>> Start Given information

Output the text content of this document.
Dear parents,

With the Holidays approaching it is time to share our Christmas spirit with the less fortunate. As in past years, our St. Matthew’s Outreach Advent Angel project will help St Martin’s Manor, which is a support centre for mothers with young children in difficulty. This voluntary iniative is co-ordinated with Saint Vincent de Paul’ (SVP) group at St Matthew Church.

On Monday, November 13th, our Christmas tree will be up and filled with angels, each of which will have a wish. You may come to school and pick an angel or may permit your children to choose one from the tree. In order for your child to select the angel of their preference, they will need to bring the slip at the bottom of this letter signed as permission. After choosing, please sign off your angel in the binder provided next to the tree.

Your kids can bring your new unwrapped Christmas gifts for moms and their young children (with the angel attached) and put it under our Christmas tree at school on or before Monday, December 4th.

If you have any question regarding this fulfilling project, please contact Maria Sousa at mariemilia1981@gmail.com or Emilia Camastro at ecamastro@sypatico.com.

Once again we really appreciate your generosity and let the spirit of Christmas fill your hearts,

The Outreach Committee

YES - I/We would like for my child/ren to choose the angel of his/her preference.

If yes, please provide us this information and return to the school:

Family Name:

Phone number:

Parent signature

>> End Given information

# [What is asked]
Look through the data above. Find each line with the string "bring" and copy it.

# [Response to the exercise]
On Monday, November 13th, our Christmas tree will be up and filled with angels, each of which will have a wish. You may come to school and pick an angel or may permit your children to choose one from the tree. In order for your child to select the angel of their preference, they will need to bring the slip at the bottom of this letter signed as permission. After choosing, please sign off your angel in the binder provided next to the tree.
Your kids can bring your new unwrapped Christmas gifts for moms and their young children (with the angel attached) and put it under our Christmas tree at school on or before Monday, December 4th.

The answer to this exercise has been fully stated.